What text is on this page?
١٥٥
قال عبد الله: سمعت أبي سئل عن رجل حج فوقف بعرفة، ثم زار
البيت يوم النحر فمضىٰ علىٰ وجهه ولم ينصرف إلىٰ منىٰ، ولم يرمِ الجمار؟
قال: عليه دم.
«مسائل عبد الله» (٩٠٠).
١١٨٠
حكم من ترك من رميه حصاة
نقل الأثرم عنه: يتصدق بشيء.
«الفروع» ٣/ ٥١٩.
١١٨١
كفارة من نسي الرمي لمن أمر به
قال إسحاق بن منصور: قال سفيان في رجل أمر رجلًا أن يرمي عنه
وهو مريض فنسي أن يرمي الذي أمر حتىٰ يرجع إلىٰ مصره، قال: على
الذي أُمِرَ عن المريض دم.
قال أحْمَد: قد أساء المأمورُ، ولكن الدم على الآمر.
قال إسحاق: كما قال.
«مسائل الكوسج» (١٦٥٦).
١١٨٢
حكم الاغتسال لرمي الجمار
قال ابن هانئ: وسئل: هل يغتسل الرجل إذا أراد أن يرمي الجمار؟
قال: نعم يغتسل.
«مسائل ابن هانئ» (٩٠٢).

- - -

WHAT THE EXERCISE ASKS
Copy out the data shown above without altering anything.

THE SOLUTION
What text is on this page?
١٥٥
قال عبد الله: سمعت أبي سئل عن رجل حج فوقف بعرفة، ثم زار
البيت يوم النحر فمضىٰ علىٰ وجهه ولم ينصرف إلىٰ منىٰ، ولم يرمِ الجمار؟
قال: عليه دم.
«مسائل عبد الله» (٩٠٠).
١١٨٠
حكم من ترك من رميه حصاة
نقل الأثرم عنه: يتصدق بشيء.
«الفروع» ٣/ ٥١٩.
١١٨١
كفارة من نسي الرمي لمن أمر به
قال إسحاق بن منصور: قال سفيان في رجل أمر رجلًا أن يرمي عنه
وهو مريض فنسي أن يرمي الذي أمر حتىٰ يرجع إلىٰ مصره، قال: على
الذي أُمِرَ عن المريض دم.
قال أحْمَد: قد أساء المأمورُ، ولكن الدم على الآمر.
قال إسحاق: كما قال.
«مسائل الكوسج» (١٦٥٦).
١١٨٢
حكم الاغتسال لرمي الجمار
قال ابن هانئ: وسئل: هل يغتسل الرجل إذا أراد أن يرمي الجمار؟
قال: نعم يغتسل.
«مسائل ابن هانئ» (٩٠٢).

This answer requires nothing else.